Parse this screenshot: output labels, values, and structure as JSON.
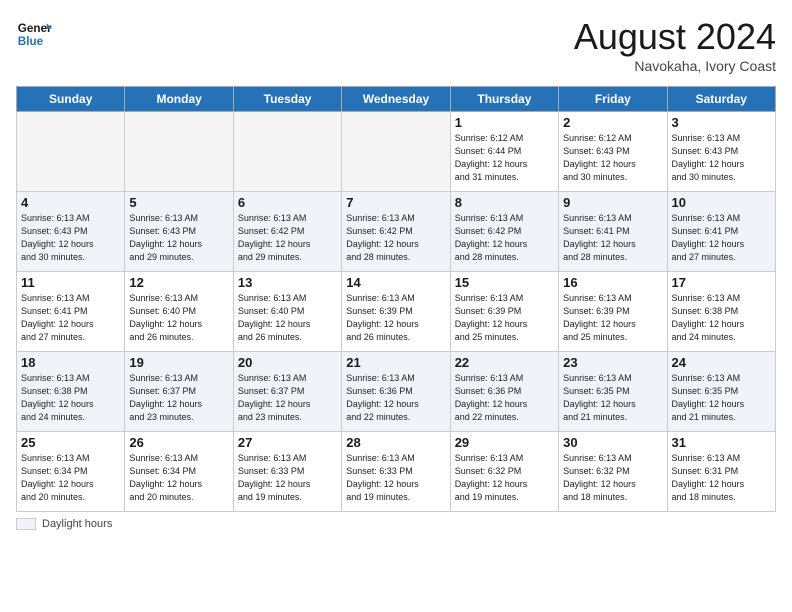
{
  "header": {
    "logo_line1": "General",
    "logo_line2": "Blue",
    "month": "August 2024",
    "location": "Navokaha, Ivory Coast"
  },
  "days_of_week": [
    "Sunday",
    "Monday",
    "Tuesday",
    "Wednesday",
    "Thursday",
    "Friday",
    "Saturday"
  ],
  "weeks": [
    [
      {
        "day": "",
        "info": ""
      },
      {
        "day": "",
        "info": ""
      },
      {
        "day": "",
        "info": ""
      },
      {
        "day": "",
        "info": ""
      },
      {
        "day": "1",
        "info": "Sunrise: 6:12 AM\nSunset: 6:44 PM\nDaylight: 12 hours\nand 31 minutes."
      },
      {
        "day": "2",
        "info": "Sunrise: 6:12 AM\nSunset: 6:43 PM\nDaylight: 12 hours\nand 30 minutes."
      },
      {
        "day": "3",
        "info": "Sunrise: 6:13 AM\nSunset: 6:43 PM\nDaylight: 12 hours\nand 30 minutes."
      }
    ],
    [
      {
        "day": "4",
        "info": "Sunrise: 6:13 AM\nSunset: 6:43 PM\nDaylight: 12 hours\nand 30 minutes."
      },
      {
        "day": "5",
        "info": "Sunrise: 6:13 AM\nSunset: 6:43 PM\nDaylight: 12 hours\nand 29 minutes."
      },
      {
        "day": "6",
        "info": "Sunrise: 6:13 AM\nSunset: 6:42 PM\nDaylight: 12 hours\nand 29 minutes."
      },
      {
        "day": "7",
        "info": "Sunrise: 6:13 AM\nSunset: 6:42 PM\nDaylight: 12 hours\nand 28 minutes."
      },
      {
        "day": "8",
        "info": "Sunrise: 6:13 AM\nSunset: 6:42 PM\nDaylight: 12 hours\nand 28 minutes."
      },
      {
        "day": "9",
        "info": "Sunrise: 6:13 AM\nSunset: 6:41 PM\nDaylight: 12 hours\nand 28 minutes."
      },
      {
        "day": "10",
        "info": "Sunrise: 6:13 AM\nSunset: 6:41 PM\nDaylight: 12 hours\nand 27 minutes."
      }
    ],
    [
      {
        "day": "11",
        "info": "Sunrise: 6:13 AM\nSunset: 6:41 PM\nDaylight: 12 hours\nand 27 minutes."
      },
      {
        "day": "12",
        "info": "Sunrise: 6:13 AM\nSunset: 6:40 PM\nDaylight: 12 hours\nand 26 minutes."
      },
      {
        "day": "13",
        "info": "Sunrise: 6:13 AM\nSunset: 6:40 PM\nDaylight: 12 hours\nand 26 minutes."
      },
      {
        "day": "14",
        "info": "Sunrise: 6:13 AM\nSunset: 6:39 PM\nDaylight: 12 hours\nand 26 minutes."
      },
      {
        "day": "15",
        "info": "Sunrise: 6:13 AM\nSunset: 6:39 PM\nDaylight: 12 hours\nand 25 minutes."
      },
      {
        "day": "16",
        "info": "Sunrise: 6:13 AM\nSunset: 6:39 PM\nDaylight: 12 hours\nand 25 minutes."
      },
      {
        "day": "17",
        "info": "Sunrise: 6:13 AM\nSunset: 6:38 PM\nDaylight: 12 hours\nand 24 minutes."
      }
    ],
    [
      {
        "day": "18",
        "info": "Sunrise: 6:13 AM\nSunset: 6:38 PM\nDaylight: 12 hours\nand 24 minutes."
      },
      {
        "day": "19",
        "info": "Sunrise: 6:13 AM\nSunset: 6:37 PM\nDaylight: 12 hours\nand 23 minutes."
      },
      {
        "day": "20",
        "info": "Sunrise: 6:13 AM\nSunset: 6:37 PM\nDaylight: 12 hours\nand 23 minutes."
      },
      {
        "day": "21",
        "info": "Sunrise: 6:13 AM\nSunset: 6:36 PM\nDaylight: 12 hours\nand 22 minutes."
      },
      {
        "day": "22",
        "info": "Sunrise: 6:13 AM\nSunset: 6:36 PM\nDaylight: 12 hours\nand 22 minutes."
      },
      {
        "day": "23",
        "info": "Sunrise: 6:13 AM\nSunset: 6:35 PM\nDaylight: 12 hours\nand 21 minutes."
      },
      {
        "day": "24",
        "info": "Sunrise: 6:13 AM\nSunset: 6:35 PM\nDaylight: 12 hours\nand 21 minutes."
      }
    ],
    [
      {
        "day": "25",
        "info": "Sunrise: 6:13 AM\nSunset: 6:34 PM\nDaylight: 12 hours\nand 20 minutes."
      },
      {
        "day": "26",
        "info": "Sunrise: 6:13 AM\nSunset: 6:34 PM\nDaylight: 12 hours\nand 20 minutes."
      },
      {
        "day": "27",
        "info": "Sunrise: 6:13 AM\nSunset: 6:33 PM\nDaylight: 12 hours\nand 19 minutes."
      },
      {
        "day": "28",
        "info": "Sunrise: 6:13 AM\nSunset: 6:33 PM\nDaylight: 12 hours\nand 19 minutes."
      },
      {
        "day": "29",
        "info": "Sunrise: 6:13 AM\nSunset: 6:32 PM\nDaylight: 12 hours\nand 19 minutes."
      },
      {
        "day": "30",
        "info": "Sunrise: 6:13 AM\nSunset: 6:32 PM\nDaylight: 12 hours\nand 18 minutes."
      },
      {
        "day": "31",
        "info": "Sunrise: 6:13 AM\nSunset: 6:31 PM\nDaylight: 12 hours\nand 18 minutes."
      }
    ]
  ],
  "footer": {
    "label": "Daylight hours"
  }
}
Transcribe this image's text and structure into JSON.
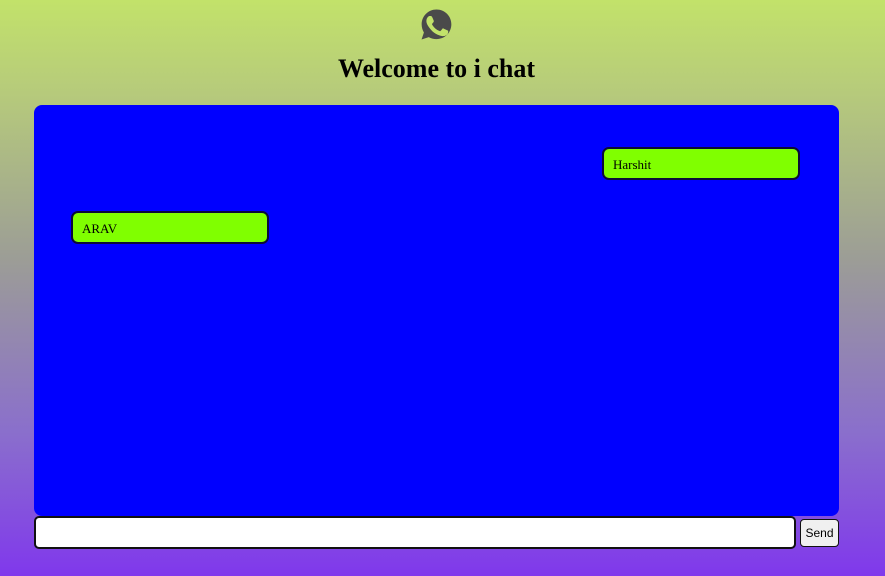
{
  "header": {
    "logo_icon": "whatsapp-icon",
    "title": "Welcome to i chat"
  },
  "chat": {
    "background_color": "#0000ff",
    "bubble_color": "#80ff00",
    "messages": [
      {
        "side": "right",
        "text": "Harshit"
      },
      {
        "side": "left",
        "text": "ARAV"
      }
    ]
  },
  "composer": {
    "input_value": "",
    "send_label": "Send"
  }
}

Job: Each line holding "text" must be found and copied.

Result below:
Transcribe this image's text and structure into JSON.
        "text": "Harshit"
        "text": "ARAV"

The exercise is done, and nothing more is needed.